Dataset excerpts:
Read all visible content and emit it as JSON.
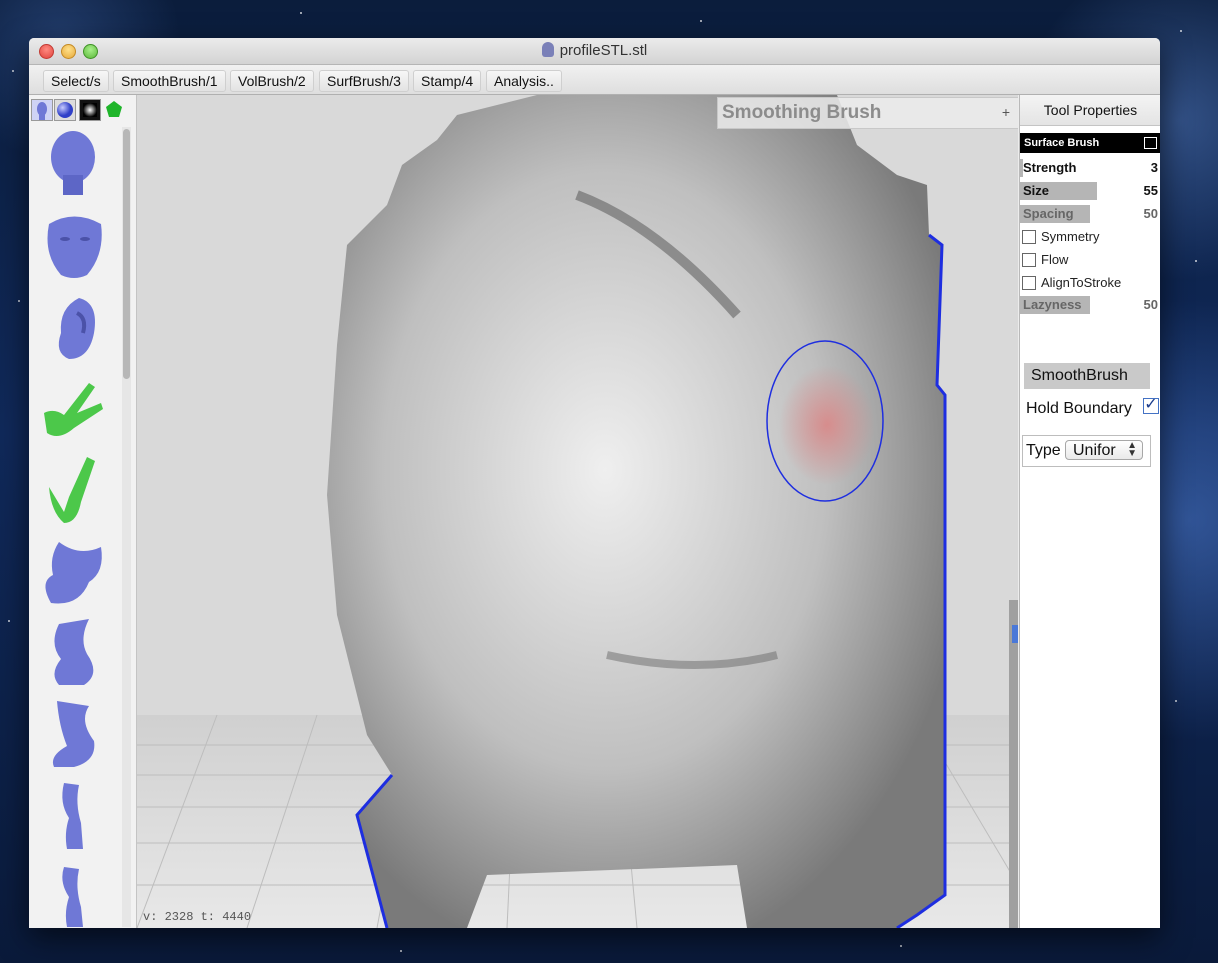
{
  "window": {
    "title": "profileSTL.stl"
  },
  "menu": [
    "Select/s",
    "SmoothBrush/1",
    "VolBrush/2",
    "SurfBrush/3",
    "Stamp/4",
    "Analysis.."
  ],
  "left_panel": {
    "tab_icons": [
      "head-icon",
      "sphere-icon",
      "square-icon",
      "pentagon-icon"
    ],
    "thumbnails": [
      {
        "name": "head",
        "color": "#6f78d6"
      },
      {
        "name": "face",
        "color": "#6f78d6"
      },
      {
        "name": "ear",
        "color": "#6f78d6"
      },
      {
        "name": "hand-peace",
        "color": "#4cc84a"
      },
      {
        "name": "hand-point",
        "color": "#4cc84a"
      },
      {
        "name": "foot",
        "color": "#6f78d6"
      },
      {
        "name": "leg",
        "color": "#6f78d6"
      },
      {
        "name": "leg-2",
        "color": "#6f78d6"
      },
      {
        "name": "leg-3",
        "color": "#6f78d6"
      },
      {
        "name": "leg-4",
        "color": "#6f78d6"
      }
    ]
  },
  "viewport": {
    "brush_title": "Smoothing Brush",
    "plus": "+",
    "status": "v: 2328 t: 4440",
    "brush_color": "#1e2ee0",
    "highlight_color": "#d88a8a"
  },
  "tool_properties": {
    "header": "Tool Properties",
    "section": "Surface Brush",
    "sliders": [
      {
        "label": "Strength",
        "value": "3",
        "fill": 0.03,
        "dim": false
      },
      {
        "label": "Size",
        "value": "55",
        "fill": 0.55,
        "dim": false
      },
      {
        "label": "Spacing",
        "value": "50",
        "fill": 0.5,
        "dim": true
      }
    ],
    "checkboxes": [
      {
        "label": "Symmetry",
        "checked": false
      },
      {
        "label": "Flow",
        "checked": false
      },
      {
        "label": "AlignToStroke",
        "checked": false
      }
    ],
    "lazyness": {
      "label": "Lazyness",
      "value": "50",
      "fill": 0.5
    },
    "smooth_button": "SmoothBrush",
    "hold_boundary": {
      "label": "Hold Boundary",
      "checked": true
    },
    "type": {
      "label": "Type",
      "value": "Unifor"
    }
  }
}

● **Problem statement**
Without the pictures, return the entries exactly as they appear.

● **Exercise solution**
Read all visible content and emit it as JSON.
{
  "window": {
    "title": "profileSTL.stl"
  },
  "menu": [
    "Select/s",
    "SmoothBrush/1",
    "VolBrush/2",
    "SurfBrush/3",
    "Stamp/4",
    "Analysis.."
  ],
  "left_panel": {
    "tab_icons": [
      "head-icon",
      "sphere-icon",
      "square-icon",
      "pentagon-icon"
    ],
    "thumbnails": [
      {
        "name": "head",
        "color": "#6f78d6"
      },
      {
        "name": "face",
        "color": "#6f78d6"
      },
      {
        "name": "ear",
        "color": "#6f78d6"
      },
      {
        "name": "hand-peace",
        "color": "#4cc84a"
      },
      {
        "name": "hand-point",
        "color": "#4cc84a"
      },
      {
        "name": "foot",
        "color": "#6f78d6"
      },
      {
        "name": "leg",
        "color": "#6f78d6"
      },
      {
        "name": "leg-2",
        "color": "#6f78d6"
      },
      {
        "name": "leg-3",
        "color": "#6f78d6"
      },
      {
        "name": "leg-4",
        "color": "#6f78d6"
      }
    ]
  },
  "viewport": {
    "brush_title": "Smoothing Brush",
    "plus": "+",
    "status": "v: 2328 t: 4440",
    "brush_color": "#1e2ee0",
    "highlight_color": "#d88a8a"
  },
  "tool_properties": {
    "header": "Tool Properties",
    "section": "Surface Brush",
    "sliders": [
      {
        "label": "Strength",
        "value": "3",
        "fill": 0.03,
        "dim": false
      },
      {
        "label": "Size",
        "value": "55",
        "fill": 0.55,
        "dim": false
      },
      {
        "label": "Spacing",
        "value": "50",
        "fill": 0.5,
        "dim": true
      }
    ],
    "checkboxes": [
      {
        "label": "Symmetry",
        "checked": false
      },
      {
        "label": "Flow",
        "checked": false
      },
      {
        "label": "AlignToStroke",
        "checked": false
      }
    ],
    "lazyness": {
      "label": "Lazyness",
      "value": "50",
      "fill": 0.5
    },
    "smooth_button": "SmoothBrush",
    "hold_boundary": {
      "label": "Hold Boundary",
      "checked": true
    },
    "type": {
      "label": "Type",
      "value": "Unifor"
    }
  }
}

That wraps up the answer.